[BEGIN Provided data]
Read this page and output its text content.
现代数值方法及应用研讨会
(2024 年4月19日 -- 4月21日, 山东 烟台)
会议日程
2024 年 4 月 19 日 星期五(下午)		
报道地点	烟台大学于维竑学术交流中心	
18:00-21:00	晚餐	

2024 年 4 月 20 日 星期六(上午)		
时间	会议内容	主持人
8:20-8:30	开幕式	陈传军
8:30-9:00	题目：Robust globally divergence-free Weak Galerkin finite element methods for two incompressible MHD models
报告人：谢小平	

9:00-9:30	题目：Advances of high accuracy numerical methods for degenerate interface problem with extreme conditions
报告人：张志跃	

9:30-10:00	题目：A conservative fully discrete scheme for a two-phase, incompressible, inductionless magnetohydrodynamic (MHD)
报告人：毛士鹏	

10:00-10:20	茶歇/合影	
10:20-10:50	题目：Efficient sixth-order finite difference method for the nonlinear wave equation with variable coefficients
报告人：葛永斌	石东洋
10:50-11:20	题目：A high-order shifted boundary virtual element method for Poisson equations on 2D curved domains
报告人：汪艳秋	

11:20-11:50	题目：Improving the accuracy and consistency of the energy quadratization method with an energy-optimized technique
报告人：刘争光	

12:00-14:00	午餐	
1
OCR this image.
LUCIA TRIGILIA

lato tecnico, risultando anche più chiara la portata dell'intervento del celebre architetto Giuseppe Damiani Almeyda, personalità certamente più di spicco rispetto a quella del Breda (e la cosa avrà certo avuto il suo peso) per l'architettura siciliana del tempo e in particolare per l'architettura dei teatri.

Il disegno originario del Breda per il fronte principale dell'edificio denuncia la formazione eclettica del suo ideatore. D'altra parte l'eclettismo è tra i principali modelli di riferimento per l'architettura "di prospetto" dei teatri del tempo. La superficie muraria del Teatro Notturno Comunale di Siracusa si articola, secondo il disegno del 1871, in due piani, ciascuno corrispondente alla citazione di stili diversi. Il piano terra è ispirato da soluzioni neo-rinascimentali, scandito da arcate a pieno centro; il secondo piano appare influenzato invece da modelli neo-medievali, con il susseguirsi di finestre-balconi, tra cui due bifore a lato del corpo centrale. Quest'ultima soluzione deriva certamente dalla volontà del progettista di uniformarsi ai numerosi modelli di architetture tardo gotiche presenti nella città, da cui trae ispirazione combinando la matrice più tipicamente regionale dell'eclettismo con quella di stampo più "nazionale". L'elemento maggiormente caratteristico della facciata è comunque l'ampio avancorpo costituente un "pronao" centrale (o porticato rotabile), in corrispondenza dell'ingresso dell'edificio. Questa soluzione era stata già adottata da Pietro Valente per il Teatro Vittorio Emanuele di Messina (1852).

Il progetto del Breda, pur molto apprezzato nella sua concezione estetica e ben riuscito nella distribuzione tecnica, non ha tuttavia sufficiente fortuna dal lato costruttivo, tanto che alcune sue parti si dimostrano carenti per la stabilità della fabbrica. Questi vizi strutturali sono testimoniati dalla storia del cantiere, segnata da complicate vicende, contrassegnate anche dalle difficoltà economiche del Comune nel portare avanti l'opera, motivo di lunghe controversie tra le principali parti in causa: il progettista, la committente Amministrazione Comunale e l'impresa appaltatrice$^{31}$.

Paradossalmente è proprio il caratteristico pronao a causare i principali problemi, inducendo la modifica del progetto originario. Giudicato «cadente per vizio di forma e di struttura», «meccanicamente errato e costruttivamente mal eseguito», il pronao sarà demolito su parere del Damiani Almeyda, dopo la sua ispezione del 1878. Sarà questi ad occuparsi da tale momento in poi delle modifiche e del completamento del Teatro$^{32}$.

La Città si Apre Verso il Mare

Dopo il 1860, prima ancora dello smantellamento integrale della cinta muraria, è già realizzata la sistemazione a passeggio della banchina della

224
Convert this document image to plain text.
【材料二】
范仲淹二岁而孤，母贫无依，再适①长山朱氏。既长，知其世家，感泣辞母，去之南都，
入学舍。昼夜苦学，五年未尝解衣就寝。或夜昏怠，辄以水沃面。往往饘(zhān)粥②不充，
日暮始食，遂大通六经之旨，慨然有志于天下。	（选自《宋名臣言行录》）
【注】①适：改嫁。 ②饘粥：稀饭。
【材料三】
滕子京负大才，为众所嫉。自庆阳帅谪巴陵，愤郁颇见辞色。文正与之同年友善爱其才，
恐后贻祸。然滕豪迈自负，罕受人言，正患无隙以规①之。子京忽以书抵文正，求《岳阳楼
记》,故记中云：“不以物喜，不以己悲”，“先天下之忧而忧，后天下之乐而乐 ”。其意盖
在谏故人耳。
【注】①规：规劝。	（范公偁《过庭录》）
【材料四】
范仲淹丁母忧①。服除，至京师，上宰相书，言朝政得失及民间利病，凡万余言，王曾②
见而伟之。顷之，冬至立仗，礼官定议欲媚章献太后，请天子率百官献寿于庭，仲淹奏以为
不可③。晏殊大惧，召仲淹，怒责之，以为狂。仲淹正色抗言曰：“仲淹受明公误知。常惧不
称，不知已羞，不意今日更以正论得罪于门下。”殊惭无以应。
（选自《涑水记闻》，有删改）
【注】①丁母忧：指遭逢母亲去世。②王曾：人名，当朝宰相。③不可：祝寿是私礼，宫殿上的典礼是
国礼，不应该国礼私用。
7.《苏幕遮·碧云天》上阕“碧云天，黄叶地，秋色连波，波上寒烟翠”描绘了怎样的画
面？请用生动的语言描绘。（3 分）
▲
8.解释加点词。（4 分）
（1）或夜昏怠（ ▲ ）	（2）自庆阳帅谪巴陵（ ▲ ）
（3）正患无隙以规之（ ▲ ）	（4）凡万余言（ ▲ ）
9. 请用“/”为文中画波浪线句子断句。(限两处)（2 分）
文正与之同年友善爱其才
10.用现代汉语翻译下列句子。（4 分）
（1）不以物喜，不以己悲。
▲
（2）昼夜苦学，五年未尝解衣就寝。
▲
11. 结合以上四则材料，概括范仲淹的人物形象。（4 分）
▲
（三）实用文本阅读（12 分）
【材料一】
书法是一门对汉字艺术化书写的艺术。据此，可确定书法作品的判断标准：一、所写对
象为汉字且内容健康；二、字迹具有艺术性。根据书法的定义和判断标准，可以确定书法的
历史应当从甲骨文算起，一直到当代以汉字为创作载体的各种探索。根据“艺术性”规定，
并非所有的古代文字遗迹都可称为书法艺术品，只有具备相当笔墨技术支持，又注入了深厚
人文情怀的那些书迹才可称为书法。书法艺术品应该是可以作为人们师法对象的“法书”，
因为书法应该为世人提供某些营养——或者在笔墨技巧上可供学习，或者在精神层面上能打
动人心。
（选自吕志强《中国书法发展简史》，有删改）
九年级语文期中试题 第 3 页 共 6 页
[END Provided data]
• Your goal: Of the lines above, how many include the word "order"? Reply with the number only.

• Solution to this task: 2